--- START ---
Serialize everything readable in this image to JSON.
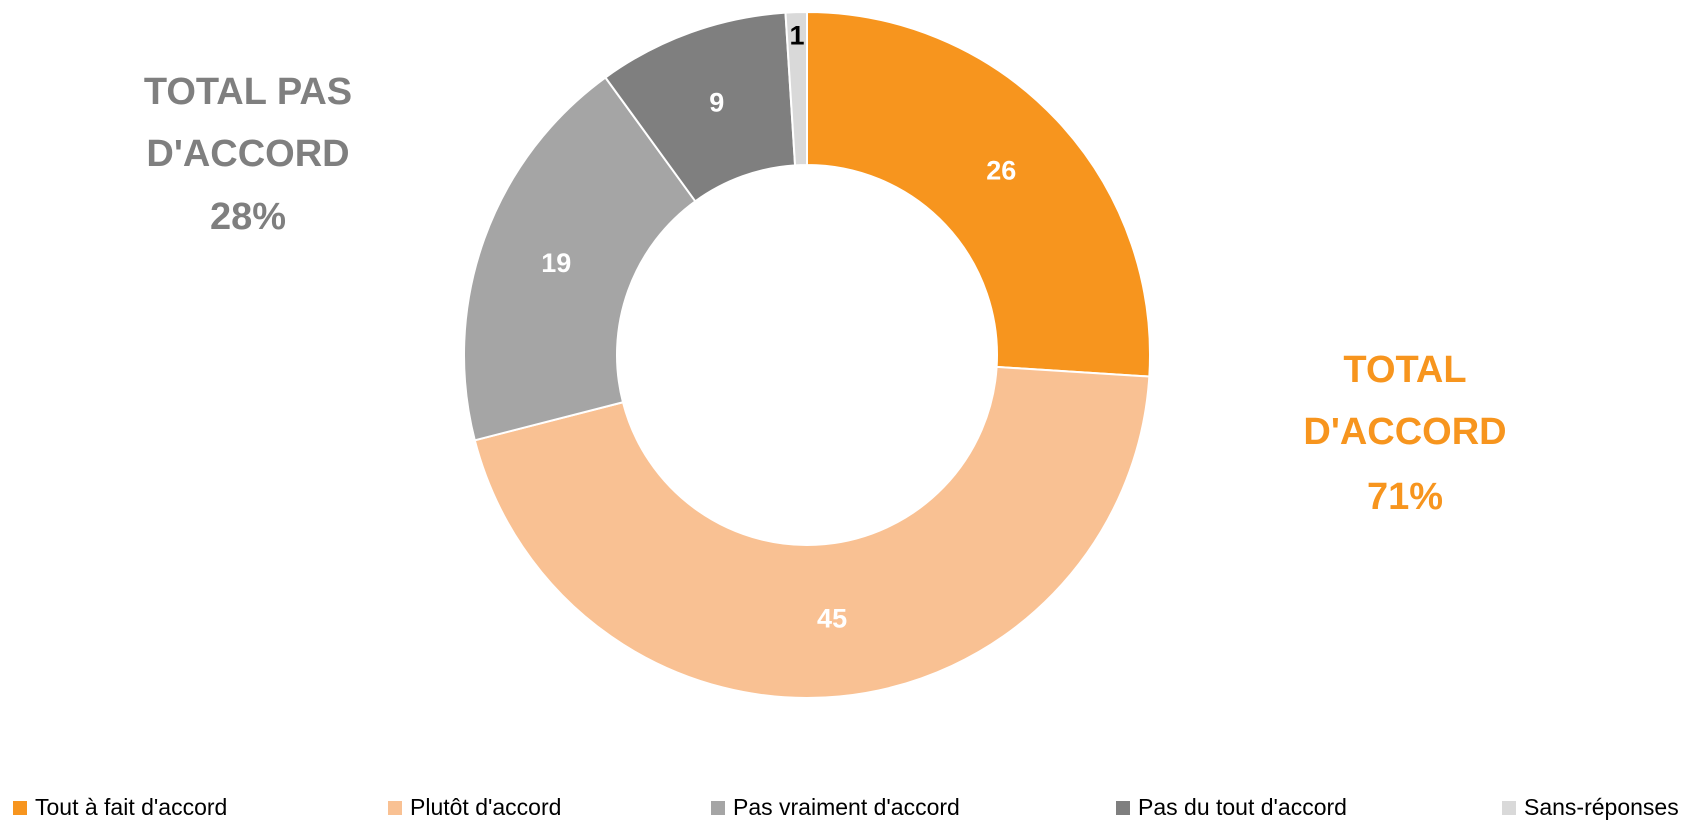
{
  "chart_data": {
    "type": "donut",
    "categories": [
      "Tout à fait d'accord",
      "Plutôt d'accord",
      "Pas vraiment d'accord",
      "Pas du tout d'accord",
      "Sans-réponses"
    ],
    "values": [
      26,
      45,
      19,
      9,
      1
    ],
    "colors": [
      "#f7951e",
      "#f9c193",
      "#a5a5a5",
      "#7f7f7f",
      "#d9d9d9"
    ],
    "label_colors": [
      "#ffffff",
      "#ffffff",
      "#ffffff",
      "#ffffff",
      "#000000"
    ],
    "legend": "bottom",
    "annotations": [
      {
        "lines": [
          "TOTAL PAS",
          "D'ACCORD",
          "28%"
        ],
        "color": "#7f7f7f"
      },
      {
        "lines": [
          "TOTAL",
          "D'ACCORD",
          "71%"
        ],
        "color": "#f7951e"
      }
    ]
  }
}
--- END ---
Stated problem:
Give the entries again word for word, but skip the pictures.

Result for this task:
Serialize everything readable in this image to JSON.
{
  "chart_data": {
    "type": "donut",
    "categories": [
      "Tout à fait d'accord",
      "Plutôt d'accord",
      "Pas vraiment d'accord",
      "Pas du tout d'accord",
      "Sans-réponses"
    ],
    "values": [
      26,
      45,
      19,
      9,
      1
    ],
    "colors": [
      "#f7951e",
      "#f9c193",
      "#a5a5a5",
      "#7f7f7f",
      "#d9d9d9"
    ],
    "label_colors": [
      "#ffffff",
      "#ffffff",
      "#ffffff",
      "#ffffff",
      "#000000"
    ],
    "legend": "bottom",
    "annotations": [
      {
        "lines": [
          "TOTAL PAS",
          "D'ACCORD",
          "28%"
        ],
        "color": "#7f7f7f"
      },
      {
        "lines": [
          "TOTAL",
          "D'ACCORD",
          "71%"
        ],
        "color": "#f7951e"
      }
    ]
  }
}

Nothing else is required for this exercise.